#### [What to do]
The material below should be written out in full and exactly; pictures stay out of the copy.

#### Data supplied ####

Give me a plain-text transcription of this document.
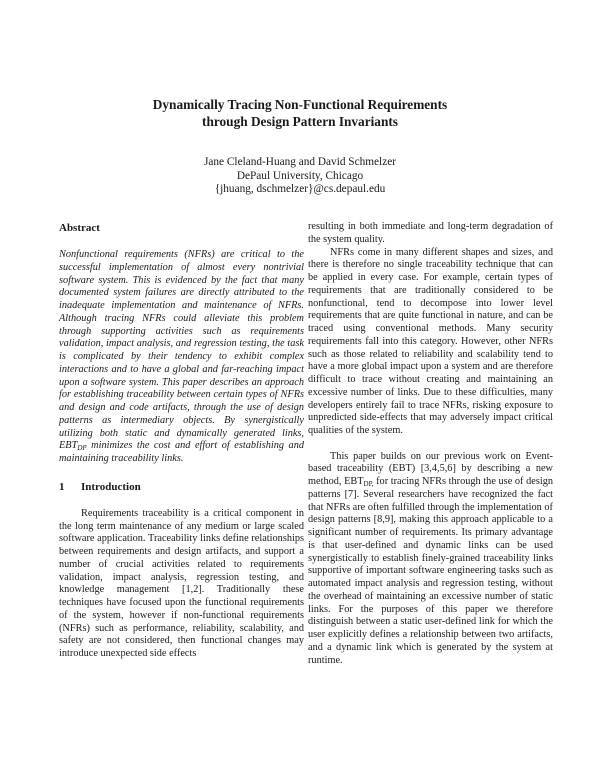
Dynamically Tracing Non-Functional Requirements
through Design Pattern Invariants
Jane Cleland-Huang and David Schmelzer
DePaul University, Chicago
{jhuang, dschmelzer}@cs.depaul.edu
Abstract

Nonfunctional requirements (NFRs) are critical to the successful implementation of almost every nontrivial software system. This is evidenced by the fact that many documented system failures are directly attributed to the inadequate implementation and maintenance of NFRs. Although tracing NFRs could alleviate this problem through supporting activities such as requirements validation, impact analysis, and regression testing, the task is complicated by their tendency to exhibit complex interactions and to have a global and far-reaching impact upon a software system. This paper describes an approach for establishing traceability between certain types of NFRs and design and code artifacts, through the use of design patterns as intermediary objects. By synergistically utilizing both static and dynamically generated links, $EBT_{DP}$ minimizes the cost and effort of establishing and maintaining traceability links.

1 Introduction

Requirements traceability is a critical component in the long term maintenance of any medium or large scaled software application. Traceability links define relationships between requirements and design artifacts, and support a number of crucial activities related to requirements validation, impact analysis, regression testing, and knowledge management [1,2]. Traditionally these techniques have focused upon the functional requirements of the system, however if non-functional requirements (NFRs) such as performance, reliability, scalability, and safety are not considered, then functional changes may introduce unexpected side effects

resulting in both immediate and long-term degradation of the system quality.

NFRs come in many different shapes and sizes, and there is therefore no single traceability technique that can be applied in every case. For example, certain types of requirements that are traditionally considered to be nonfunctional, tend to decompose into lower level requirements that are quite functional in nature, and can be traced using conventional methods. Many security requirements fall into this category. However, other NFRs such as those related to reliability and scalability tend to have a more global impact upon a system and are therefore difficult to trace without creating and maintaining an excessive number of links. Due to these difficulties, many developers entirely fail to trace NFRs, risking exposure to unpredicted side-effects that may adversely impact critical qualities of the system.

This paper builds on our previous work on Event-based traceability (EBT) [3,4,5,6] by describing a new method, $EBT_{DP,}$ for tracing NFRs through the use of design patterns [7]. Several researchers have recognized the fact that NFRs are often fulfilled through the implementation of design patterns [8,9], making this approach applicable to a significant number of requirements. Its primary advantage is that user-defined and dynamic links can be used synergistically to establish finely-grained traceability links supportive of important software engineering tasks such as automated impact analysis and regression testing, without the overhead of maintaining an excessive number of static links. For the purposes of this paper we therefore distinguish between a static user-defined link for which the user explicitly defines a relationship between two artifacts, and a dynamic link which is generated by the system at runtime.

####

#### [The response]
Give me a plain-text transcription of this document.
Dynamically Tracing Non-Functional Requirements
through Design Pattern Invariants
Jane Cleland-Huang and David Schmelzer
DePaul University, Chicago
{jhuang, dschmelzer}@cs.depaul.edu
Abstract

Nonfunctional requirements (NFRs) are critical to the successful implementation of almost every nontrivial software system. This is evidenced by the fact that many documented system failures are directly attributed to the inadequate implementation and maintenance of NFRs. Although tracing NFRs could alleviate this problem through supporting activities such as requirements validation, impact analysis, and regression testing, the task is complicated by their tendency to exhibit complex interactions and to have a global and far-reaching impact upon a software system. This paper describes an approach for establishing traceability between certain types of NFRs and design and code artifacts, through the use of design patterns as intermediary objects. By synergistically utilizing both static and dynamically generated links, $EBT_{DP}$ minimizes the cost and effort of establishing and maintaining traceability links.

1 Introduction

Requirements traceability is a critical component in the long term maintenance of any medium or large scaled software application. Traceability links define relationships between requirements and design artifacts, and support a number of crucial activities related to requirements validation, impact analysis, regression testing, and knowledge management [1,2]. Traditionally these techniques have focused upon the functional requirements of the system, however if non-functional requirements (NFRs) such as performance, reliability, scalability, and safety are not considered, then functional changes may introduce unexpected side effects

resulting in both immediate and long-term degradation of the system quality.

NFRs come in many different shapes and sizes, and there is therefore no single traceability technique that can be applied in every case. For example, certain types of requirements that are traditionally considered to be nonfunctional, tend to decompose into lower level requirements that are quite functional in nature, and can be traced using conventional methods. Many security requirements fall into this category. However, other NFRs such as those related to reliability and scalability tend to have a more global impact upon a system and are therefore difficult to trace without creating and maintaining an excessive number of links. Due to these difficulties, many developers entirely fail to trace NFRs, risking exposure to unpredicted side-effects that may adversely impact critical qualities of the system.

This paper builds on our previous work on Event-based traceability (EBT) [3,4,5,6] by describing a new method, $EBT_{DP,}$ for tracing NFRs through the use of design patterns [7]. Several researchers have recognized the fact that NFRs are often fulfilled through the implementation of design patterns [8,9], making this approach applicable to a significant number of requirements. Its primary advantage is that user-defined and dynamic links can be used synergistically to establish finely-grained traceability links supportive of important software engineering tasks such as automated impact analysis and regression testing, without the overhead of maintaining an excessive number of static links. For the purposes of this paper we therefore distinguish between a static user-defined link for which the user explicitly defines a relationship between two artifacts, and a dynamic link which is generated by the system at runtime.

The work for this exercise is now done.